Work to be completed - Collect all lines from the records below that include the word "information".

Recorded data -
□ □ □ □ □ □ □

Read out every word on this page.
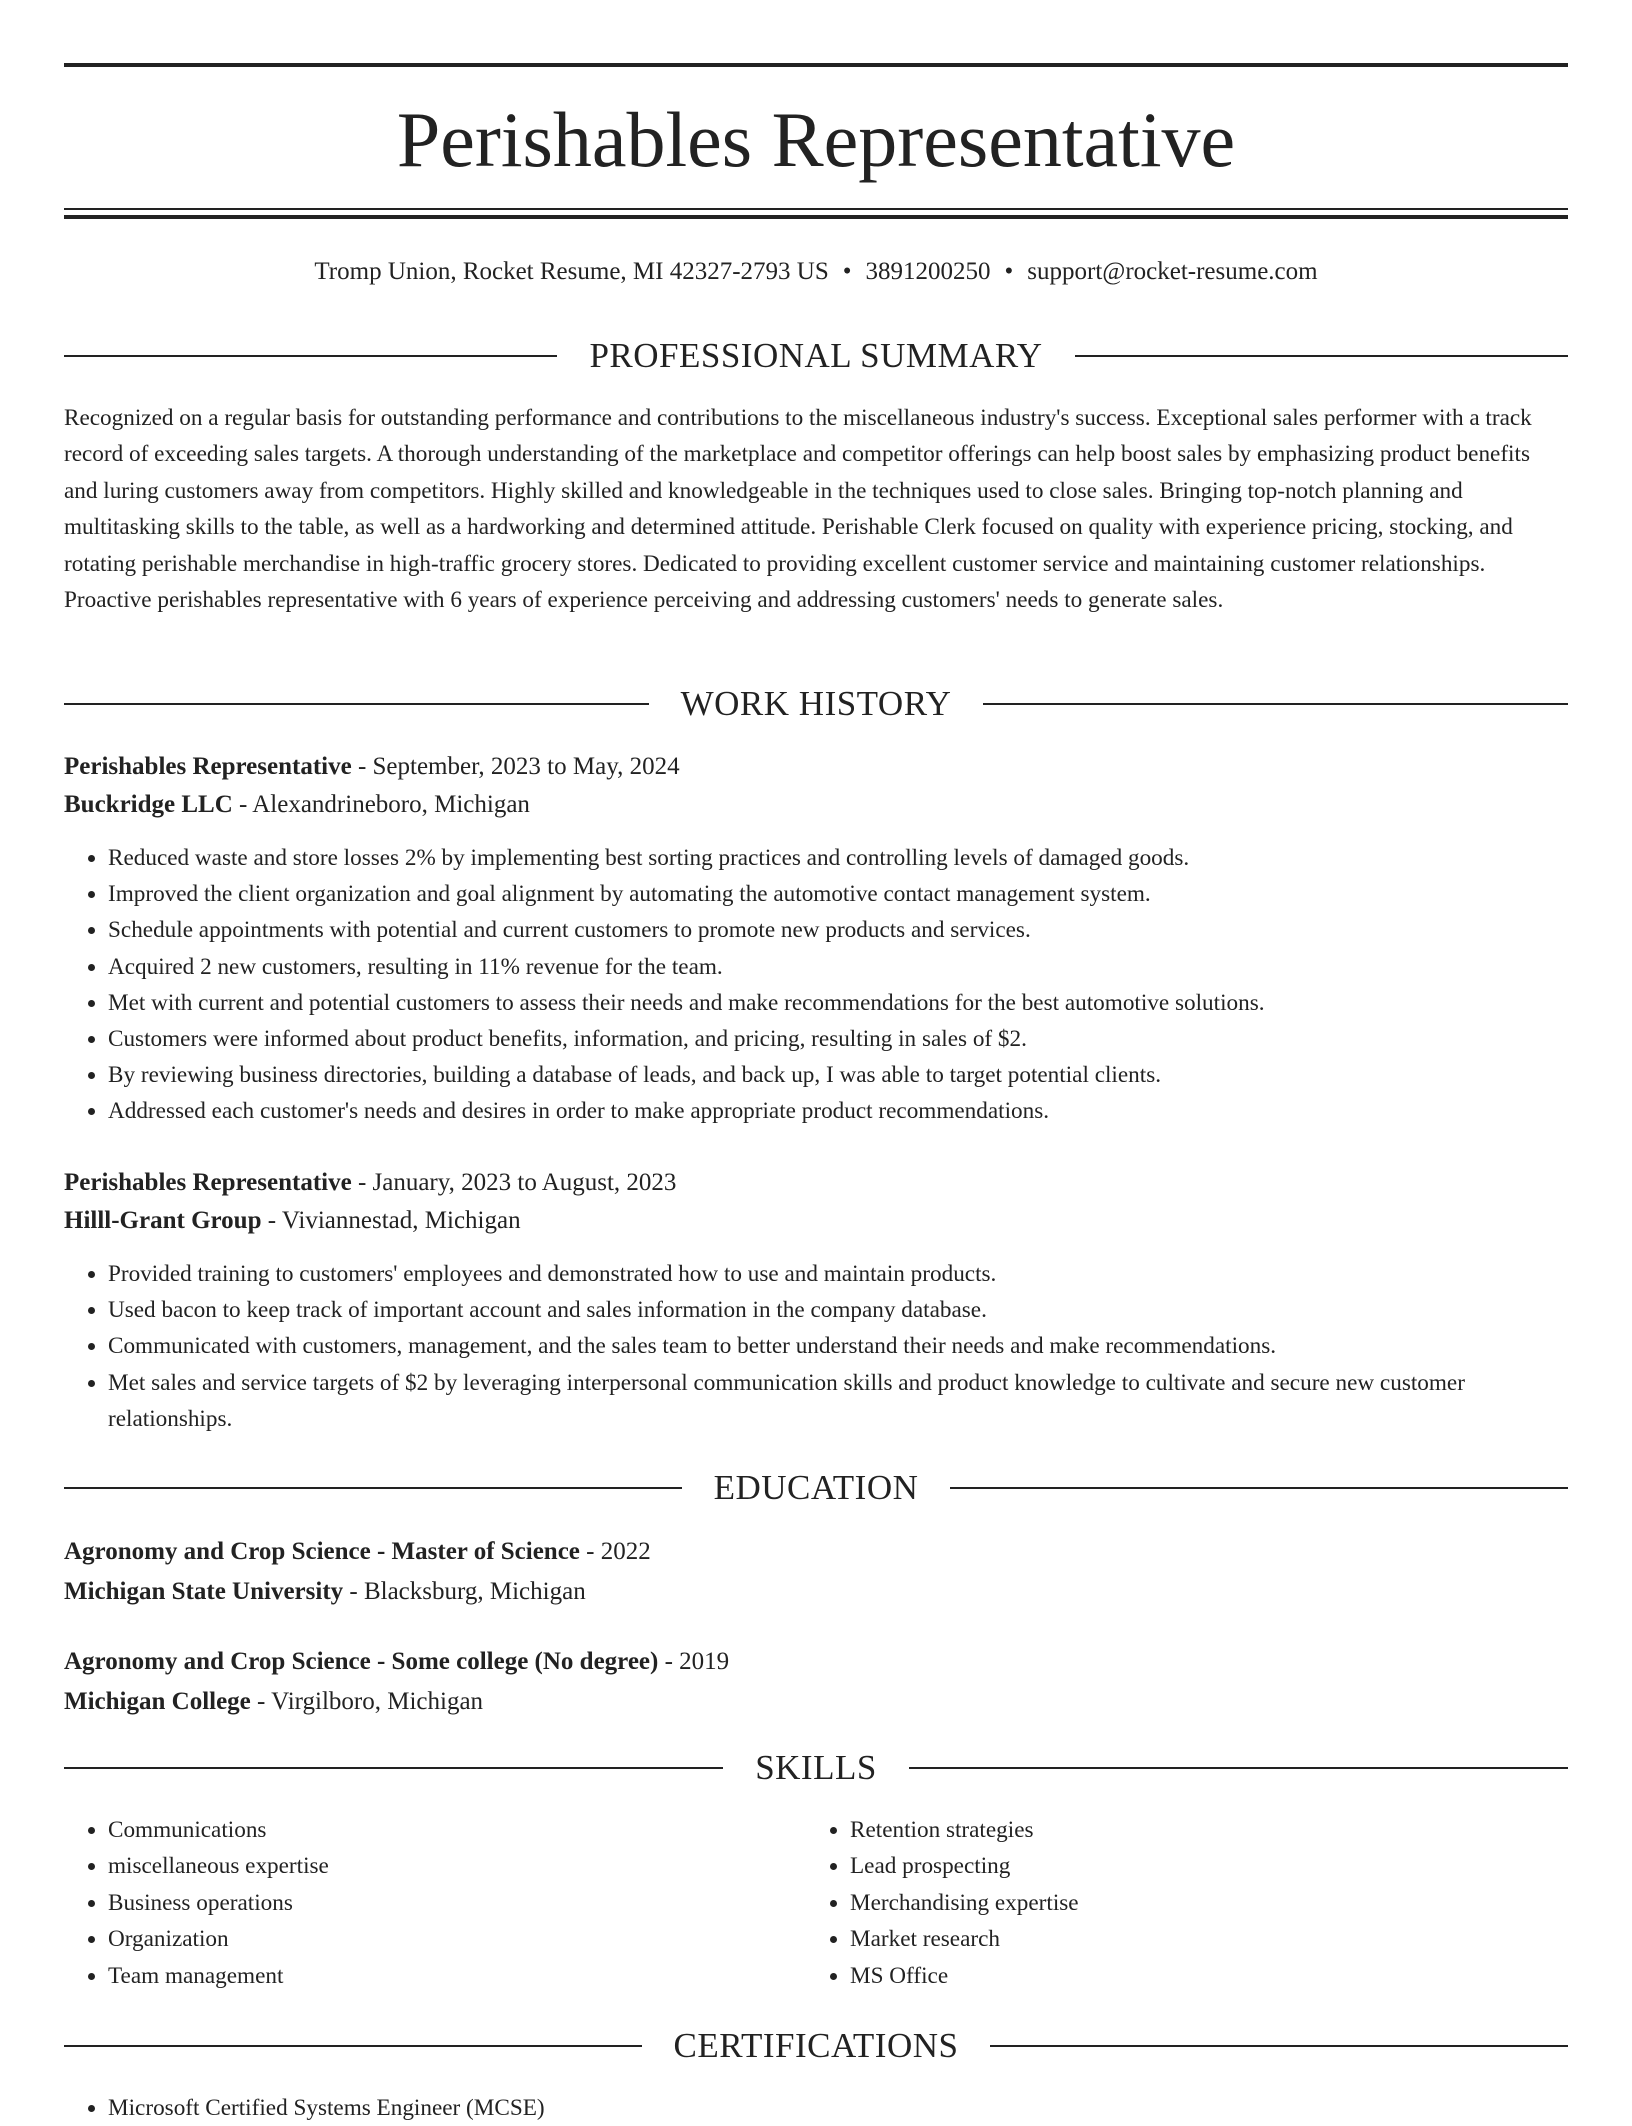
Perishables Representative
Tromp Union, Rocket Resume, MI 42327-2793 US • 3891200250 • support@rocket-resume.com
PROFESSIONAL SUMMARY

Recognized on a regular basis for outstanding performance and contributions to the miscellaneous industry's success. Exceptional sales performer with a track record of exceeding sales targets. A thorough understanding of the marketplace and competitor offerings can help boost sales by emphasizing product benefits and luring customers away from competitors. Highly skilled and knowledgeable in the techniques used to close sales. Bringing top-notch planning and multitasking skills to the table, as well as a hardworking and determined attitude. Perishable Clerk focused on quality with experience pricing, stocking, and rotating perishable merchandise in high-traffic grocery stores. Dedicated to providing excellent customer service and maintaining customer relationships. Proactive perishables representative with 6 years of experience perceiving and addressing customers' needs to generate sales.

WORK HISTORY
Perishables Representative - September, 2023 to May, 2024
Buckridge LLC - Alexandrineboro, Michigan
• Reduced waste and store losses 2% by implementing best sorting practices and controlling levels of damaged goods.
• Improved the client organization and goal alignment by automating the automotive contact management system.
• Schedule appointments with potential and current customers to promote new products and services.
• Acquired 2 new customers, resulting in 11% revenue for the team.
• Met with current and potential customers to assess their needs and make recommendations for the best automotive solutions.
• Customers were informed about product benefits, information, and pricing, resulting in sales of $2.
• By reviewing business directories, building a database of leads, and back up, I was able to target potential clients.
• Addressed each customer's needs and desires in order to make appropriate product recommendations.
Perishables Representative - January, 2023 to August, 2023
Hilll-Grant Group - Viviannestad, Michigan
• Provided training to customers' employees and demonstrated how to use and maintain products.
• Used bacon to keep track of important account and sales information in the company database.
• Communicated with customers, management, and the sales team to better understand their needs and make recommendations.
• Met sales and service targets of $2 by leveraging interpersonal communication skills and product knowledge to cultivate and secure new customer relationships.
EDUCATION
Agronomy and Crop Science - Master of Science - 2022
Michigan State University - Blacksburg, Michigan
Agronomy and Crop Science - Some college (No degree) - 2019
Michigan College - Virgilboro, Michigan
SKILLS
• Communications
• miscellaneous expertise
• Business operations
• Organization
• Team management
• Retention strategies
• Lead prospecting
• Merchandising expertise
• Market research
• MS Office
CERTIFICATIONS
• Microsoft Certified Systems Engineer (MCSE)
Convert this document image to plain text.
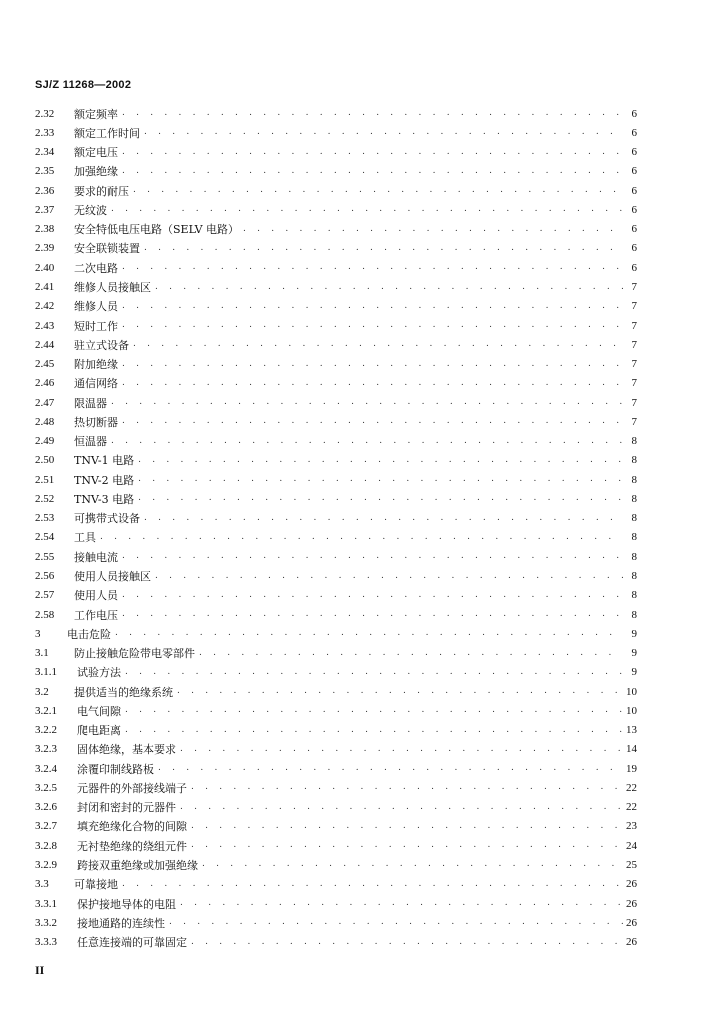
SJ/Z 11268—2002
2.32	额定频率 . . .	6
2.33	额定工作时间 . . .	6
2.34	额定电压 . . .	6
2.35	加强绝缘 . . .	6
2.36	要求的耐压 . . .	6
2.37	无纹波 . . .	6
2.38	安全特低电压电路（SELV 电路） . . .	6
2.39	安全联锁装置 . . .	6
2.40	二次电路 . . .	6
2.41	维修人员接触区 . . .	7
2.42	维修人员 . . .	7
2.43	短时工作 . . .	7
2.44	驻立式设备 . . .	7
2.45	附加绝缘 . . .	7
2.46	通信网络 . . .	7
2.47	限温器 . . .	7
2.48	热切断器 . . .	7
2.49	恒温器 . . .	8
2.50	TNV-1 电路 . . .	8
2.51	TNV-2 电路 . . .	8
2.52	TNV-3 电路 . . .	8
2.53	可携带式设备 . . .	8
2.54	工具 . . .	8
2.55	接触电流 . . .	8
2.56	使用人员接触区 . . .	8
2.57	使用人员 . . .	8
2.58	工作电压 . . .	8
3	电击危险 . . .	9
3.1	防止接触危险带电零部件 . . .	9
3.1.1	试验方法 . . .	9
3.2	提供适当的绝缘系统 . . .	10
3.2.1	电气间隙 . . .	10
3.2.2	爬电距离 . . .	13
3.2.3	固体绝缘，基本要求 . . .	14
3.2.4	涂覆印制线路板 . . .	19
3.2.5	元器件的外部接线端子 . . .	22
3.2.6	封闭和密封的元器件 . . .	22
3.2.7	填充绝缘化合物的间隙 . . .	23
3.2.8	无衬垫绝缘的绕组元件 . . .	24
3.2.9	跨接双重绝缘或加强绝缘 . . .	25
3.3	可靠接地 . . .	26
3.3.1	保护接地导体的电阻 . . .	26
3.3.2	接地通路的连续性 . . .	26
3.3.3	任意连接端的可靠固定 . . .	26
II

□ □ □ □ □ □ □

Task answer -
• Customers were informed about product benefits, information, and pricing, resulting in sales of $2.
• Used bacon to keep track of important account and sales information in the company database.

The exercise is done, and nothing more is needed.